### Task prompt
Of the lines in this listing, how many contain the word "الخراج"? Give the number and nothing else.

### Data shown
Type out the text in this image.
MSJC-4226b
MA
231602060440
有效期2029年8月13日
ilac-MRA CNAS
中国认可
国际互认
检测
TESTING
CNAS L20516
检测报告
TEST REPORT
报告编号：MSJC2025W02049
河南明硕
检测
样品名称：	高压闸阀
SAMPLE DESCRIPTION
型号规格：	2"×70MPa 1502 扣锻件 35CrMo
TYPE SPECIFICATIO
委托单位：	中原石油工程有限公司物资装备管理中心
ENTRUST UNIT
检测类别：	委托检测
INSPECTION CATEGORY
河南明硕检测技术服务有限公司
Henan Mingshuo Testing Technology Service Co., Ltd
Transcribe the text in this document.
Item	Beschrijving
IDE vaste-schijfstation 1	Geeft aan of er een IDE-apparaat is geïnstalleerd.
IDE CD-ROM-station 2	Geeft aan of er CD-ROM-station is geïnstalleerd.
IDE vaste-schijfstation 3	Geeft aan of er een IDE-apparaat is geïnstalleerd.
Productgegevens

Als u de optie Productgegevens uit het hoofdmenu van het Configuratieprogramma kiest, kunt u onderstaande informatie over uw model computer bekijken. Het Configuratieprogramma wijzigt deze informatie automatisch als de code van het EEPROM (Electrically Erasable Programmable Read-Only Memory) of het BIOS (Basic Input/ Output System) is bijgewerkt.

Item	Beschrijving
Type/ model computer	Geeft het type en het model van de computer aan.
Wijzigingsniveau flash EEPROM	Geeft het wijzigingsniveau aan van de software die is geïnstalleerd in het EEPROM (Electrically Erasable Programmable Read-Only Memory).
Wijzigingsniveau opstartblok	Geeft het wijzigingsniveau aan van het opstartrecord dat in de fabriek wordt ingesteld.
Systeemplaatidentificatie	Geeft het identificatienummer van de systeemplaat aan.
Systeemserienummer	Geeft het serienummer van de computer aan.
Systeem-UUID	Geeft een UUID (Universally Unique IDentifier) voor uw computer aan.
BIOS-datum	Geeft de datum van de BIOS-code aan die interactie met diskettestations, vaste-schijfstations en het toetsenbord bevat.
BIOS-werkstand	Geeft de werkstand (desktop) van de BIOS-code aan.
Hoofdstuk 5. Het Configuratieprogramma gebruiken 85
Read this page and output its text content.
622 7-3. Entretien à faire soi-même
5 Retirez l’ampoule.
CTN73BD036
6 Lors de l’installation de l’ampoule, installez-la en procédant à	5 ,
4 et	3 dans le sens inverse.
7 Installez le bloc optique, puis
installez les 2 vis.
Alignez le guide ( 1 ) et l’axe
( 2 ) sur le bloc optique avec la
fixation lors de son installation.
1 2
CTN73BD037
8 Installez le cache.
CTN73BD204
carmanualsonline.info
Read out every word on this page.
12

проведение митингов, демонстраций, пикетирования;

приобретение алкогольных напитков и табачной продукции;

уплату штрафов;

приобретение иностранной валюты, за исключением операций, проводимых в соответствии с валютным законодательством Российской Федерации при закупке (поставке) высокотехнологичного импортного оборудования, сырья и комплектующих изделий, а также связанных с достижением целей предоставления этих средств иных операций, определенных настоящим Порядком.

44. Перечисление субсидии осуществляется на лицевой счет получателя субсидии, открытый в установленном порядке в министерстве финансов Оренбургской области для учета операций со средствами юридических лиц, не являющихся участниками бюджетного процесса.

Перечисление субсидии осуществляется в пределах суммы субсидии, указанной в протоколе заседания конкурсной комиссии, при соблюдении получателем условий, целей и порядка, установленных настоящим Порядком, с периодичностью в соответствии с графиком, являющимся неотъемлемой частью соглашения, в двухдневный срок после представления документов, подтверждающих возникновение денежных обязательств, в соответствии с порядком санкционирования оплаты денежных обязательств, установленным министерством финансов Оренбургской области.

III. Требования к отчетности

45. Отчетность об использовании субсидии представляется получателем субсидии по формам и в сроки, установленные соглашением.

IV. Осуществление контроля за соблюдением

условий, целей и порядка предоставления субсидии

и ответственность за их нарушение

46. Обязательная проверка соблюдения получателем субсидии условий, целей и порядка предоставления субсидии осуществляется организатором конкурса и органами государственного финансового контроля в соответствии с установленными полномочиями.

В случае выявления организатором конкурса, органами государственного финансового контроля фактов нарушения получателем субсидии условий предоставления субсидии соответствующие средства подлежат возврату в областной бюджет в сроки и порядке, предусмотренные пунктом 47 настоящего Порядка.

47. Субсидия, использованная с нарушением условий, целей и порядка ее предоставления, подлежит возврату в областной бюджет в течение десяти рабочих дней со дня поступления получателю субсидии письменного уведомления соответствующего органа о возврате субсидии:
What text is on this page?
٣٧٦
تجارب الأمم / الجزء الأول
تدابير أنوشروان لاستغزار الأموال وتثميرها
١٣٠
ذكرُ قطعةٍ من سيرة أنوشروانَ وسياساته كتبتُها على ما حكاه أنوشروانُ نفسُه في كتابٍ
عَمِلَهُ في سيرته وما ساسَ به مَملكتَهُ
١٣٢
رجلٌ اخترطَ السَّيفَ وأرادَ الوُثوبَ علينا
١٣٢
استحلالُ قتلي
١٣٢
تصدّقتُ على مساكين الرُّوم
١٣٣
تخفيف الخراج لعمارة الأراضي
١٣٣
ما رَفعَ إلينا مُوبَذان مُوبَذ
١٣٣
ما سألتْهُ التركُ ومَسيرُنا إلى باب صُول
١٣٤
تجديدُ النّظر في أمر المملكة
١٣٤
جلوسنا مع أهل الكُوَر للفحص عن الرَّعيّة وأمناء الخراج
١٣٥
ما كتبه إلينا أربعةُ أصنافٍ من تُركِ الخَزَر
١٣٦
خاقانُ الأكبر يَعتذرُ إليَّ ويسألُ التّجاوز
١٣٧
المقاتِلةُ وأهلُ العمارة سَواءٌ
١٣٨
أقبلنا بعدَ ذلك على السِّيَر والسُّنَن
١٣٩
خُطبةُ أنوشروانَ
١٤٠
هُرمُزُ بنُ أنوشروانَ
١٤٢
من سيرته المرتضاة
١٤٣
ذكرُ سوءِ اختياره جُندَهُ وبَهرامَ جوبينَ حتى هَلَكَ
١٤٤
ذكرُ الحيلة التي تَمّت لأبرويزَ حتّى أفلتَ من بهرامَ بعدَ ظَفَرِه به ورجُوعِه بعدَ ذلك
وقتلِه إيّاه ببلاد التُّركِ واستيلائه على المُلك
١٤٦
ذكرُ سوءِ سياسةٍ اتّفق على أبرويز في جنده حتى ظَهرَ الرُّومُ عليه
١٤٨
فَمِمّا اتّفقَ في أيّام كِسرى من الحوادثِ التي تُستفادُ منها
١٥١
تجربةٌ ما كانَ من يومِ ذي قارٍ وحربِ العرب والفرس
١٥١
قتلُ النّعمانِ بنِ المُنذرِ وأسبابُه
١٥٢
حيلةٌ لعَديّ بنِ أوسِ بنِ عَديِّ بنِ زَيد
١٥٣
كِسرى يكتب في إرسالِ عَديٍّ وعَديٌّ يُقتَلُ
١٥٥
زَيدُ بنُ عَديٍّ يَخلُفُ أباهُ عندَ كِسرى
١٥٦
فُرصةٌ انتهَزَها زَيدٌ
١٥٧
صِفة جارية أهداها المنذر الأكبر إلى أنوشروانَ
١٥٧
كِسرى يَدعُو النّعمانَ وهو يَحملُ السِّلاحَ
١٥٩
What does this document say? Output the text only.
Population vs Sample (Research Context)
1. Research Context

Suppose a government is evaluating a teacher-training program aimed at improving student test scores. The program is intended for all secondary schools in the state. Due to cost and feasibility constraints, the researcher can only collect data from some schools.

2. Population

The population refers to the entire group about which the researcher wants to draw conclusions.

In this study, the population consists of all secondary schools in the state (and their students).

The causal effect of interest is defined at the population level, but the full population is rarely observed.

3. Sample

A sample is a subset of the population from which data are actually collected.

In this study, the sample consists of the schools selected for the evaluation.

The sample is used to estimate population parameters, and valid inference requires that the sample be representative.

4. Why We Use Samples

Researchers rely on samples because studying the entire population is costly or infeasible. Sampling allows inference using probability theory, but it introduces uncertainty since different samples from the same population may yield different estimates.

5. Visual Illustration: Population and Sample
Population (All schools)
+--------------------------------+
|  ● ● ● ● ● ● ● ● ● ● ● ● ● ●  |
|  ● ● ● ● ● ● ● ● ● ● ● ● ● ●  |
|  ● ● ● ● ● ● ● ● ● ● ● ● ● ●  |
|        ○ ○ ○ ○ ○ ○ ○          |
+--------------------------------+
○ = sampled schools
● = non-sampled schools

### Worked solution
2